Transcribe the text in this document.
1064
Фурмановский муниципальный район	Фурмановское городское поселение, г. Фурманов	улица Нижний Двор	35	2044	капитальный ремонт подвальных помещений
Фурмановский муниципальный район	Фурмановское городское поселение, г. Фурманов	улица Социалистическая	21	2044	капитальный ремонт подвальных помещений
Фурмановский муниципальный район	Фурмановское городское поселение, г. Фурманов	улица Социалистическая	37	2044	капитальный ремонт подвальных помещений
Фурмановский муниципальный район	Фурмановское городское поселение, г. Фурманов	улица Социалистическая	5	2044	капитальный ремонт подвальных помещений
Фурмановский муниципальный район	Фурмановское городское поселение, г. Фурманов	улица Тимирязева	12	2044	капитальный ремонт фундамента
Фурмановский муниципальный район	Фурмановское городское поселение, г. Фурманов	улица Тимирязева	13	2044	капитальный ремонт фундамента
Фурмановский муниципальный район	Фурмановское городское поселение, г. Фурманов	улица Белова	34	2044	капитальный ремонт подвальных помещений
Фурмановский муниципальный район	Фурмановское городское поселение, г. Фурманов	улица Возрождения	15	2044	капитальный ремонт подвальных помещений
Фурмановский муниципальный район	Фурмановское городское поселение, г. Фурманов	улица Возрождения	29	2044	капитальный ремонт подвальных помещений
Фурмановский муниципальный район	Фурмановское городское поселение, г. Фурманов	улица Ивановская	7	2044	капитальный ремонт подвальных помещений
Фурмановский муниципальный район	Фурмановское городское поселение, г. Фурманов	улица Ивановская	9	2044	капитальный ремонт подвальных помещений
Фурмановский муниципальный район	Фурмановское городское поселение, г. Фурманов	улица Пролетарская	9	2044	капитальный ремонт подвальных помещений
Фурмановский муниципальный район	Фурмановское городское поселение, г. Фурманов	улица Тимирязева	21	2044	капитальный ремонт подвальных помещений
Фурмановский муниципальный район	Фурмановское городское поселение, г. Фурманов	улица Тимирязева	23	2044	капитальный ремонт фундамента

........

■ **Stated goal**
Which lines contain "Социалистическая"? Copy each of them out.

■ **Answer to the exercise**
Фурмановский муниципальный район	Фурмановское городское поселение, г. Фурманов	улица Социалистическая	21	2044	капитальный ремонт подвальных помещений
Фурмановский муниципальный район	Фурмановское городское поселение, г. Фурманов	улица Социалистическая	37	2044	капитальный ремонт подвальных помещений
Фурмановский муниципальный район	Фурмановское городское поселение, г. Фурманов	улица Социалистическая	5	2044	капитальный ремонт подвальных помещений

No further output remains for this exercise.